(Directions)
Read the records below. Copy each line where the string "this" occurs.

=====

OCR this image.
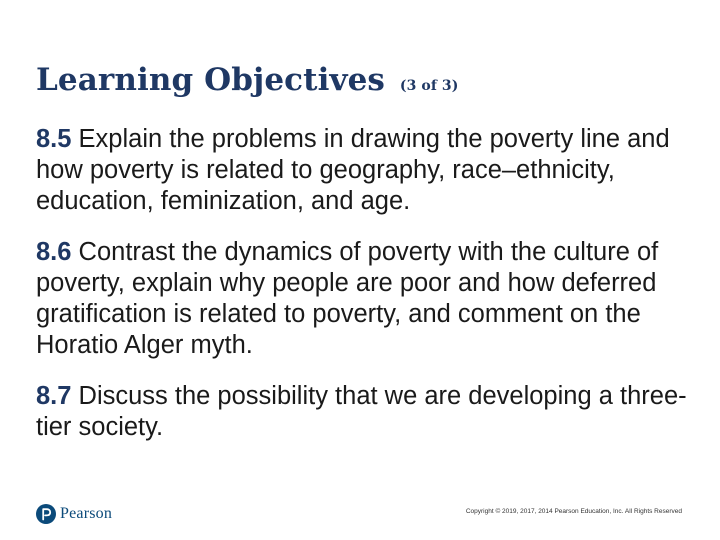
Learning Objectives (3 of 3)
8.5 Explain the problems in drawing the poverty line and how poverty is related to geography, race–ethnicity, education, feminization, and age.
8.6 Contrast the dynamics of poverty with the culture of poverty, explain why people are poor and how deferred gratification is related to poverty, and comment on the Horatio Alger myth.
8.7 Discuss the possibility that we are developing a three-tier society.
Pearson	Copyright © 2019, 2017, 2014 Pearson Education, Inc. All Rights Reserved
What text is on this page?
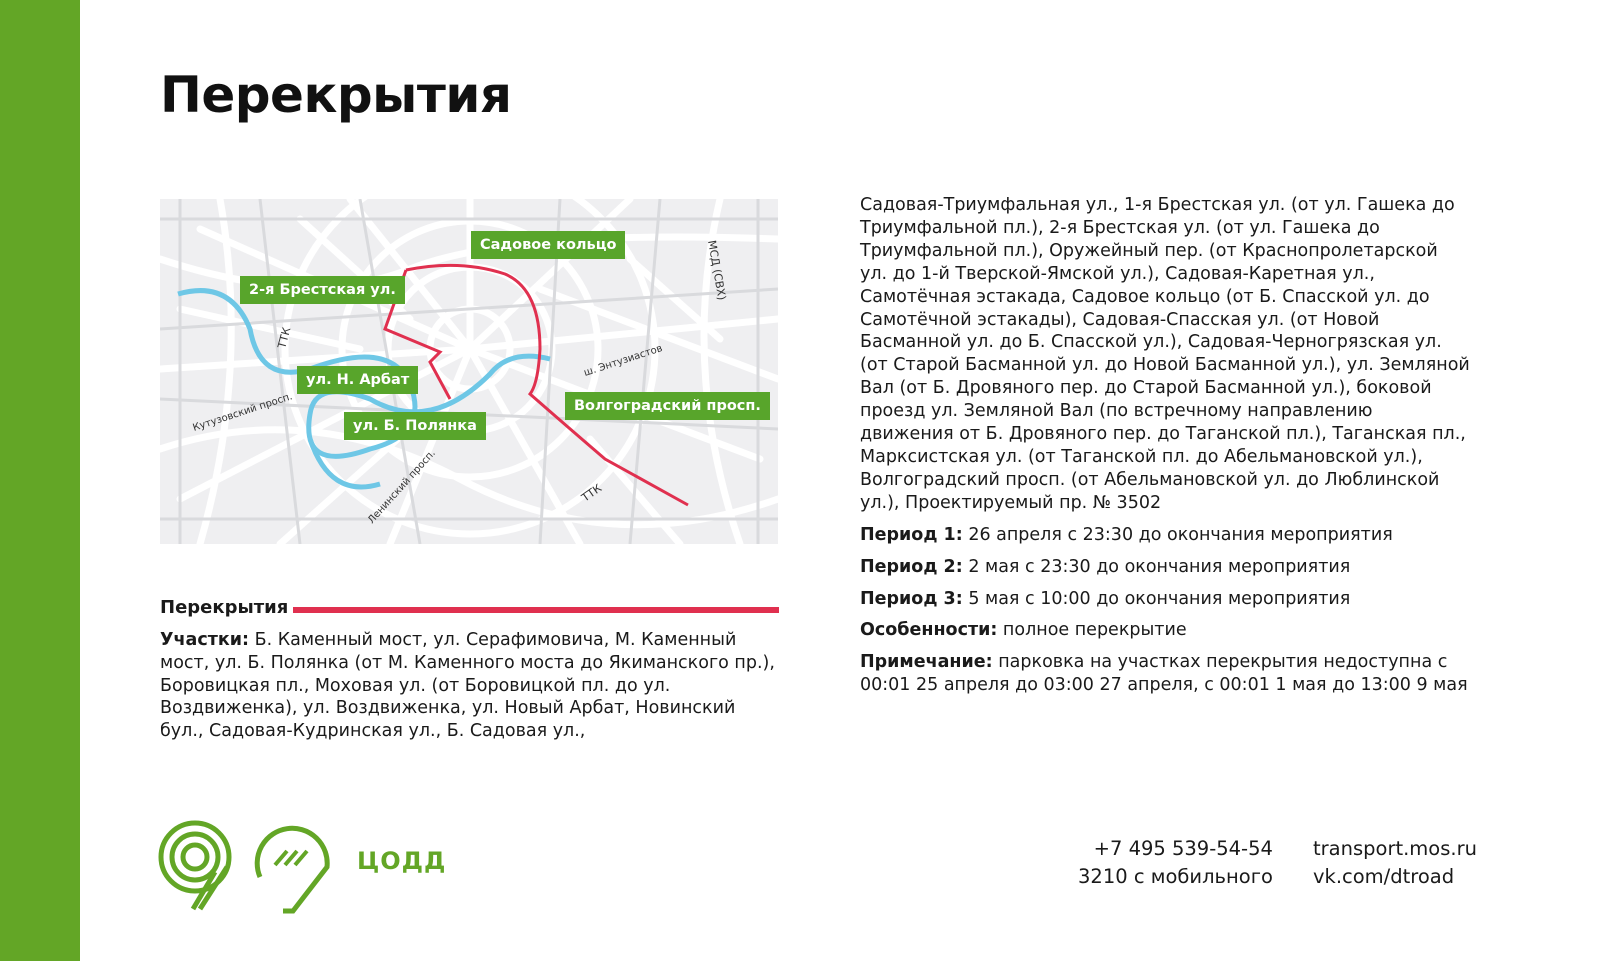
Перекрытия
ТТК
ТТК
МСД (СВХ)
ш. Энтузиастов
Кутузовский просп.
Ленинский просп.
Садовое кольцо
2-я Брестская ул.
ул. Н. Арбат
ул. Б. Полянка
Волгоградский просп.
Перекрытия
Участки: Б. Каменный мост, ул. Серафимовича, М. Каменный мост, ул. Б. Полянка (от М. Каменного моста до Якиманского пр.), Боровицкая пл., Моховая ул. (от Боровицкой пл. до ул. Воздвиженка), ул. Воздвиженка, ул. Новый Арбат, Новинский бул., Садовая-Кудринская ул., Б. Садовая ул.,

Садовая-Триумфальная ул., 1-я Брестская ул. (от ул. Гашека до Триумфальной пл.), 2-я Брестская ул. (от ул. Гашека до Триумфальной пл.), Оружейный пер. (от Краснопролетарской ул. до 1-й Тверской-Ямской ул.), Садовая-Каретная ул., Самотёчная эстакада, Садовое кольцо (от Б. Спасской ул. до Самотёчной эстакады), Садовая-Спасская ул. (от Новой Басманной ул. до Б. Спасской ул.), Садовая-Черногрязская ул. (от Старой Басманной ул. до Новой Басманной ул.), ул. Земляной Вал (от Б. Дровяного пер. до Старой Басманной ул.), боковой проезд ул. Земляной Вал (по встречному направлению движения от Б. Дровяного пер. до Таганской пл.), Таганская пл., Марксистская ул. (от Таганской пл. до Абельмановской ул.), Волгоградский просп. (от Абельмановской ул. до Люблинской ул.), Проектируемый пр. № 3502

Период 1: 26 апреля с 23:30 до окончания мероприятия

Период 2: 2 мая с 23:30 до окончания мероприятия

Период 3: 5 мая с 10:00 до окончания мероприятия

Особенности: полное перекрытие

Примечание: парковка на участках перекрытия недоступна с 00:01 25 апреля до 03:00 27 апреля, с 00:01 1 мая до 13:00 9 мая

ЦОДД	+7 495 539-54-54
3210 с мобильного
transport.mos.ru
vk.com/dtroad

=====

(Result of the task)
OCR this image.
What text is on this page?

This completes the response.